======== Working data ========

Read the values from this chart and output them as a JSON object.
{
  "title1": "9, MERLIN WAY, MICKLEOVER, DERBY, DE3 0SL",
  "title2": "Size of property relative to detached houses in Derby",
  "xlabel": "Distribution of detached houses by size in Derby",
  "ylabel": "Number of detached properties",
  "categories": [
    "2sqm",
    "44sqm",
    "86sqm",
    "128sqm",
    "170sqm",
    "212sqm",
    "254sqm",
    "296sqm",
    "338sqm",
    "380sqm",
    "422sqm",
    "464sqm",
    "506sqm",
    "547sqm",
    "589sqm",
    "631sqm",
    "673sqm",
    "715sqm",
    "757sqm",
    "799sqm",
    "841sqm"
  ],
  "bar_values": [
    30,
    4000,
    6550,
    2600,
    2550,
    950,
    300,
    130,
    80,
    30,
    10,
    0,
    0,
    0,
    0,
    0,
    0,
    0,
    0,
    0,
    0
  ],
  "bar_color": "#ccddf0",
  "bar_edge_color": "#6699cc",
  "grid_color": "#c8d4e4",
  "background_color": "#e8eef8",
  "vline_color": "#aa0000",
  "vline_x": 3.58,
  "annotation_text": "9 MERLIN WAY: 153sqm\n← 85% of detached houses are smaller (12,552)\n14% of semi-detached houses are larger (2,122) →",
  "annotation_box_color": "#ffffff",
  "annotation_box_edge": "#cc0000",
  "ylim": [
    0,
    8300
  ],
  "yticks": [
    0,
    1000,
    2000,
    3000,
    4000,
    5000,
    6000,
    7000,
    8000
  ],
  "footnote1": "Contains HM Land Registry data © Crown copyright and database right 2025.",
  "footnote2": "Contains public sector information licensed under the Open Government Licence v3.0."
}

========

Task statement:
Gather all lines from the listing above in which "Contains" occurs.

Task response:
  "footnote1": "Contains HM Land Registry data © Crown copyright and database right 2025.",
  "footnote2": "Contains public sector information licensed under the Open Government Licence v3.0."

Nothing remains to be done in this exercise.